**Exercise task**.
The records below hold pictures; please leave those out and retype the rest exactly.

Stored data entries
-.-.-

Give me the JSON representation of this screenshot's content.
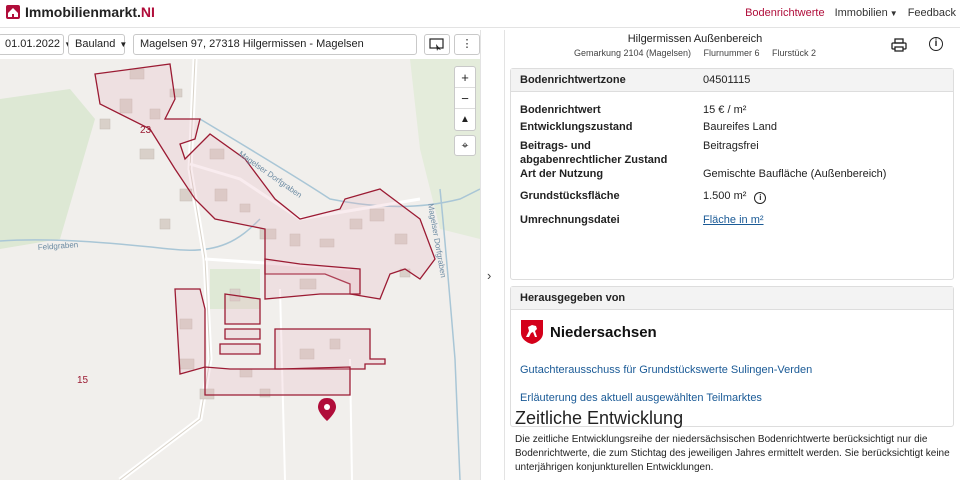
{
  "header": {
    "logo_text": "Immobilienmarkt.",
    "logo_tld": "NI",
    "nav": {
      "bodenrichtwerte": "Bodenrichtwerte",
      "immobilien": "Immobilien",
      "feedback": "Feedback"
    }
  },
  "toolbar": {
    "date": "01.01.2022",
    "type": "Bauland",
    "address": "Magelsen 97, 27318 Hilgermissen - Magelsen"
  },
  "map": {
    "zoom_in": "+",
    "zoom_out": "−",
    "labels": {
      "zone_23": "23",
      "zone_15": "15",
      "road_magelser_dorfgraben_1": "Magelser Dorfgraben",
      "road_magelser_dorfgraben_2": "Magelser Dorfgraben",
      "road_feldgraben": "Feldgraben"
    }
  },
  "panel": {
    "title": "Hilgermissen Außenbereich",
    "gemarkung": "Gemarkung 2104 (Magelsen)",
    "flurnummer": "Flurnummer 6",
    "flurstueck": "Flurstück 2",
    "zone": {
      "label": "Bodenrichtwertzone",
      "value": "04501115"
    },
    "rows": [
      {
        "label": "Bodenrichtwert",
        "value": "15 € / m²"
      },
      {
        "label": "Entwicklungszustand",
        "value": "Baureifes Land"
      },
      {
        "label": "Beitrags- und abgabenrechtlicher Zustand",
        "value": "Beitragsfrei"
      },
      {
        "label": "Art der Nutzung",
        "value": "Gemischte Baufläche (Außenbereich)"
      },
      {
        "label": "Grundstücksfläche",
        "value": "1.500 m²"
      },
      {
        "label": "Umrechnungsdatei",
        "value": "Fläche in m²"
      }
    ],
    "publisher": {
      "heading": "Herausgegeben von",
      "logo_text": "Niedersachsen",
      "link1": "Gutachterausschuss für Grundstückswerte Sulingen-Verden",
      "link2": "Erläuterung des aktuell ausgewählten Teilmarktes"
    },
    "history": {
      "title": "Zeitliche Entwicklung",
      "text": "Die zeitliche Entwicklungsreihe der niedersächsischen Bodenrichtwerte berücksichtigt nur die Bodenrichtwerte, die zum Stichtag des jeweiligen Jahres ermittelt werden. Sie berücksichtigt keine unterjährigen konjunkturellen Entwicklungen."
    }
  },
  "colors": {
    "brand": "#b00d3a",
    "link": "#1a5a96",
    "zone_border": "#9b1b33"
  }
}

-.-.-

**Completed task**.
Give me the JSON representation of this screenshot's content.
{
  "header": {
    "logo_text": "Immobilienmarkt.",
    "logo_tld": "NI",
    "nav": {
      "bodenrichtwerte": "Bodenrichtwerte",
      "immobilien": "Immobilien",
      "feedback": "Feedback"
    }
  },
  "toolbar": {
    "date": "01.01.2022",
    "type": "Bauland",
    "address": "Magelsen 97, 27318 Hilgermissen - Magelsen"
  },
  "map": {
    "zoom_in": "+",
    "zoom_out": "−",
    "labels": {
      "zone_23": "23",
      "zone_15": "15",
      "road_magelser_dorfgraben_1": "Magelser Dorfgraben",
      "road_magelser_dorfgraben_2": "Magelser Dorfgraben",
      "road_feldgraben": "Feldgraben"
    }
  },
  "panel": {
    "title": "Hilgermissen Außenbereich",
    "gemarkung": "Gemarkung 2104 (Magelsen)",
    "flurnummer": "Flurnummer 6",
    "flurstueck": "Flurstück 2",
    "zone": {
      "label": "Bodenrichtwertzone",
      "value": "04501115"
    },
    "rows": [
      {
        "label": "Bodenrichtwert",
        "value": "15 € / m²"
      },
      {
        "label": "Entwicklungszustand",
        "value": "Baureifes Land"
      },
      {
        "label": "Beitrags- und abgabenrechtlicher Zustand",
        "value": "Beitragsfrei"
      },
      {
        "label": "Art der Nutzung",
        "value": "Gemischte Baufläche (Außenbereich)"
      },
      {
        "label": "Grundstücksfläche",
        "value": "1.500 m²"
      },
      {
        "label": "Umrechnungsdatei",
        "value": "Fläche in m²"
      }
    ],
    "publisher": {
      "heading": "Herausgegeben von",
      "logo_text": "Niedersachsen",
      "link1": "Gutachterausschuss für Grundstückswerte Sulingen-Verden",
      "link2": "Erläuterung des aktuell ausgewählten Teilmarktes"
    },
    "history": {
      "title": "Zeitliche Entwicklung",
      "text": "Die zeitliche Entwicklungsreihe der niedersächsischen Bodenrichtwerte berücksichtigt nur die Bodenrichtwerte, die zum Stichtag des jeweiligen Jahres ermittelt werden. Sie berücksichtigt keine unterjährigen konjunkturellen Entwicklungen."
    }
  },
  "colors": {
    "brand": "#b00d3a",
    "link": "#1a5a96",
    "zone_border": "#9b1b33"
  }
}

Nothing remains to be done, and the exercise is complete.